*Stored records:*
——

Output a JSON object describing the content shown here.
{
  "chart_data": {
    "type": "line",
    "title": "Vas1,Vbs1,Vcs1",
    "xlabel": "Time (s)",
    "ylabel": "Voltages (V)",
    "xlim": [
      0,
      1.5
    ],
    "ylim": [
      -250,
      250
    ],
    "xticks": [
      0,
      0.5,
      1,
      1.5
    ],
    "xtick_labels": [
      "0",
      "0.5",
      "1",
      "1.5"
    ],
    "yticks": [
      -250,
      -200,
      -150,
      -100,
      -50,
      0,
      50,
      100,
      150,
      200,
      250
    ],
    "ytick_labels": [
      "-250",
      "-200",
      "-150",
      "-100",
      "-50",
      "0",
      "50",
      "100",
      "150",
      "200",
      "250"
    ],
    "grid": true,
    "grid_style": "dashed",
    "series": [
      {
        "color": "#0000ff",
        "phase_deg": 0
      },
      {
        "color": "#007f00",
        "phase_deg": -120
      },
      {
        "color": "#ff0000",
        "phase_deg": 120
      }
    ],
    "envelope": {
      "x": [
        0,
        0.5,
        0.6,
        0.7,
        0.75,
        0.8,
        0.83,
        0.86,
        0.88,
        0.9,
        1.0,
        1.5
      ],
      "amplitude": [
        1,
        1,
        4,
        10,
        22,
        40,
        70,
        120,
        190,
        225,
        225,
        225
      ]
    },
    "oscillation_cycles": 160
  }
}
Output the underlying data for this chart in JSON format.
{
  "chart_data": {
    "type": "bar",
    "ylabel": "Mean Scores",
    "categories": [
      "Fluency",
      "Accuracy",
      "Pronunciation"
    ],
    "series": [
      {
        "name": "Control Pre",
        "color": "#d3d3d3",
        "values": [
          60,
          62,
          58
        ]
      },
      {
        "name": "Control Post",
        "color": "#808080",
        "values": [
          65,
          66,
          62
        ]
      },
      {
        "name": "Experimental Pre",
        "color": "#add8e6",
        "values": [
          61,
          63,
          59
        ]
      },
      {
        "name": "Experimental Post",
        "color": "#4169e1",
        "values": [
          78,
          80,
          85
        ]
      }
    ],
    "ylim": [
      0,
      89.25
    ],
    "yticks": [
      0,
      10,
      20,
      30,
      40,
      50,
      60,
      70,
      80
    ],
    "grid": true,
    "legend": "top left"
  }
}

——

*Objective:*
Copy whichever lines in the listing above contain the word "Post".

*Exercise answer:*
        "name": "Control Post",
        "name": "Experimental Post",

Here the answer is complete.